[Dataset excerpts]
^^^^^^^^^^^^^^^^

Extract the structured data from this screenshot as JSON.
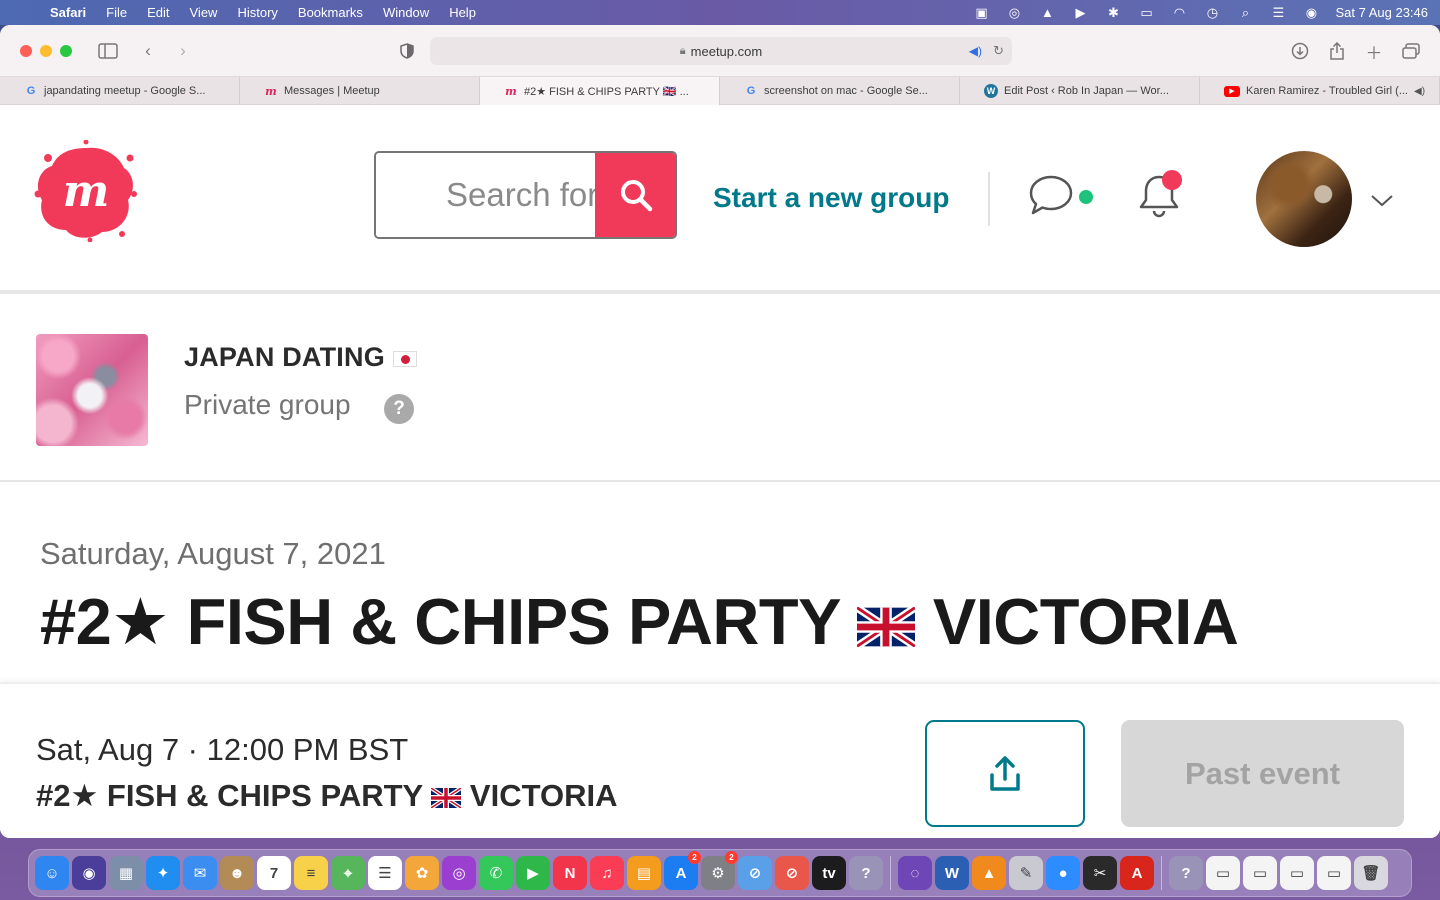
{
  "menubar": {
    "apple_icon": "",
    "app_name": "Safari",
    "menus": [
      "File",
      "Edit",
      "View",
      "History",
      "Bookmarks",
      "Window",
      "Help"
    ],
    "status_icons": [
      "video-icon",
      "dropbox-icon",
      "vlc-icon",
      "play-icon",
      "bluetooth-icon",
      "battery-icon",
      "wifi-icon",
      "time-machine-icon",
      "spotlight-icon",
      "control-center-icon",
      "siri-icon"
    ],
    "clock": "Sat 7 Aug  23:46"
  },
  "browser": {
    "url": "meetup.com",
    "tabs": [
      {
        "favicon": "G",
        "title": "japandating meetup - Google S..."
      },
      {
        "favicon": "m",
        "title": "Messages | Meetup"
      },
      {
        "favicon": "m",
        "title": "#2★ FISH & CHIPS PARTY 🇬🇧 ..."
      },
      {
        "favicon": "G",
        "title": "screenshot on mac - Google Se..."
      },
      {
        "favicon": "W",
        "title": "Edit Post ‹ Rob In Japan — Wor..."
      },
      {
        "favicon": "▶",
        "title": "Karen Ramirez - Troubled Girl (..."
      }
    ]
  },
  "header": {
    "search_placeholder": "Search for",
    "start_group": "Start a new group"
  },
  "group": {
    "name": "JAPAN DATING",
    "privacy": "Private group",
    "help": "?"
  },
  "event": {
    "date": "Saturday, August 7, 2021",
    "title_prefix": "#2★ FISH & CHIPS PARTY",
    "title_suffix": "VICTORIA"
  },
  "footer": {
    "when": "Sat, Aug 7 · 12:00 PM BST",
    "title_prefix": "#2★ FISH & CHIPS PARTY",
    "title_suffix": "VICTORIA",
    "past_label": "Past event"
  },
  "dock": {
    "apps": [
      {
        "name": "finder",
        "color": "#2f86f0",
        "glyph": "☺"
      },
      {
        "name": "siri",
        "color": "#4b3d9a",
        "glyph": "◉"
      },
      {
        "name": "launchpad",
        "color": "#7d8fa8",
        "glyph": "▦"
      },
      {
        "name": "safari",
        "color": "#1f8ef0",
        "glyph": "✦"
      },
      {
        "name": "mail",
        "color": "#3b8df0",
        "glyph": "✉"
      },
      {
        "name": "contacts",
        "color": "#b38b57",
        "glyph": "☻"
      },
      {
        "name": "calendar",
        "color": "#ffffff",
        "glyph": "7"
      },
      {
        "name": "notes",
        "color": "#f7d14a",
        "glyph": "≡"
      },
      {
        "name": "maps",
        "color": "#57b65c",
        "glyph": "⌖"
      },
      {
        "name": "reminders",
        "color": "#ffffff",
        "glyph": "☰"
      },
      {
        "name": "photos",
        "color": "#f3a73b",
        "glyph": "✿"
      },
      {
        "name": "podcasts",
        "color": "#9b3fd0",
        "glyph": "◎"
      },
      {
        "name": "messages",
        "color": "#34c759",
        "glyph": "✆"
      },
      {
        "name": "facetime",
        "color": "#2fb84a",
        "glyph": "▶"
      },
      {
        "name": "news",
        "color": "#f2354b",
        "glyph": "N"
      },
      {
        "name": "music",
        "color": "#fb3c55",
        "glyph": "♫"
      },
      {
        "name": "books",
        "color": "#f39c1e",
        "glyph": "▤"
      },
      {
        "name": "app-store",
        "color": "#1c7cf2",
        "glyph": "A",
        "badge": "2"
      },
      {
        "name": "system-preferences",
        "color": "#7f7f86",
        "glyph": "⚙",
        "badge": "2"
      },
      {
        "name": "no-entry",
        "color": "#5aa0e8",
        "glyph": "⊘"
      },
      {
        "name": "blocker",
        "color": "#e8574a",
        "glyph": "⊘"
      },
      {
        "name": "apple-tv",
        "color": "#1c1c1e",
        "glyph": "tv"
      },
      {
        "name": "unknown-app",
        "color": "#9a93b8",
        "glyph": "?"
      }
    ],
    "apps_right": [
      {
        "name": "tor",
        "color": "#6e46b5",
        "glyph": "◌"
      },
      {
        "name": "word",
        "color": "#2b5fb4",
        "glyph": "W"
      },
      {
        "name": "vlc",
        "color": "#f08a1d",
        "glyph": "▲"
      },
      {
        "name": "preview-tool",
        "color": "#c9c9d2",
        "glyph": "✎"
      },
      {
        "name": "zoom",
        "color": "#2d8cff",
        "glyph": "●"
      },
      {
        "name": "final-cut",
        "color": "#2a2a2a",
        "glyph": "✂"
      },
      {
        "name": "acrobat",
        "color": "#d9261c",
        "glyph": "A"
      }
    ],
    "apps_docs": [
      {
        "name": "unknown-app-2",
        "color": "#9a93b8",
        "glyph": "?"
      },
      {
        "name": "document-1",
        "color": "#f4f4f4",
        "glyph": "▭"
      },
      {
        "name": "document-2",
        "color": "#f4f4f4",
        "glyph": "▭"
      },
      {
        "name": "document-3",
        "color": "#f4f4f4",
        "glyph": "▭"
      },
      {
        "name": "document-4",
        "color": "#f4f4f4",
        "glyph": "▭"
      },
      {
        "name": "trash",
        "color": "#d8d8de",
        "glyph": "🗑"
      }
    ]
  }
}
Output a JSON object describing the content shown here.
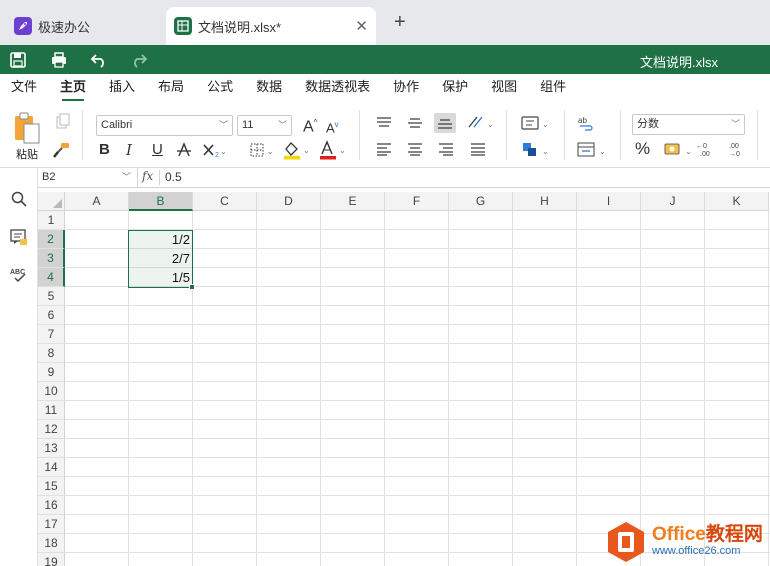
{
  "tabs": [
    {
      "label": "极速办公",
      "icon": "rocket-icon"
    },
    {
      "label": "文档说明.xlsx*",
      "icon": "spreadsheet-icon",
      "close": "✕"
    }
  ],
  "new_tab": "+",
  "title": "文档说明.xlsx",
  "menu": [
    "文件",
    "主页",
    "插入",
    "布局",
    "公式",
    "数据",
    "数据透视表",
    "协作",
    "保护",
    "视图",
    "组件"
  ],
  "ribbon": {
    "paste_label": "粘贴",
    "font_name": "Calibri",
    "font_size": "11",
    "number_format": "分数",
    "bold": "B",
    "italic": "I",
    "underline": "U",
    "percent": "%",
    "increase_font": "A",
    "decrease_font": "A"
  },
  "formula_bar": {
    "cell_ref": "B2",
    "fx": "fx",
    "value": "0.5"
  },
  "columns": [
    "A",
    "B",
    "C",
    "D",
    "E",
    "F",
    "G",
    "H",
    "I",
    "J",
    "K"
  ],
  "rows": [
    "1",
    "2",
    "3",
    "4",
    "5",
    "6",
    "7",
    "8",
    "9",
    "10",
    "11",
    "12",
    "13",
    "14",
    "15",
    "16",
    "17",
    "18",
    "19"
  ],
  "cells": {
    "B2": "1/2",
    "B3": "2/7",
    "B4": "1/5"
  },
  "watermark": {
    "brand": "Office",
    "brand2": "教程网",
    "url": "www.office26.com"
  },
  "colors": {
    "accent": "#1e7145",
    "tab_bg": "#e6e8eb",
    "watermark_orange": "#f07e1b"
  }
}
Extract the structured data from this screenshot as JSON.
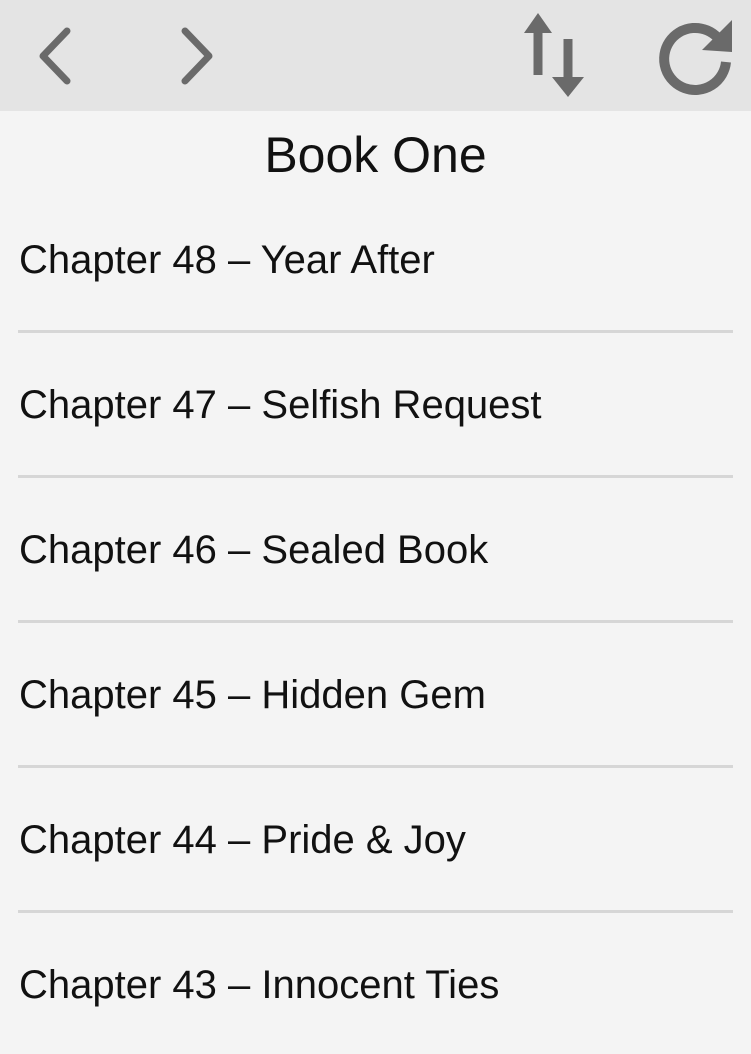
{
  "toolbar": {
    "back": {
      "icon": "chevron-left-icon"
    },
    "forward": {
      "icon": "chevron-right-icon"
    },
    "sort": {
      "icon": "sort-arrows-icon"
    },
    "refresh": {
      "icon": "refresh-icon"
    },
    "icon_color": "#6a6a6a"
  },
  "book": {
    "title": "Book One"
  },
  "chapters": [
    {
      "label": "Chapter 48 – Year After"
    },
    {
      "label": "Chapter 47 – Selfish Request"
    },
    {
      "label": "Chapter 46 – Sealed Book"
    },
    {
      "label": "Chapter 45 – Hidden Gem"
    },
    {
      "label": "Chapter 44 – Pride & Joy"
    },
    {
      "label": "Chapter 43 – Innocent Ties"
    }
  ]
}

^^^^^^^^^^^^^^^^

_CHALLENGE_
Look above for lines with the word "document" and copy them all.

_ANSWER FOR THE TASK_
        "name": "document-1",
        "name": "document-2",
        "name": "document-3",
        "name": "document-4",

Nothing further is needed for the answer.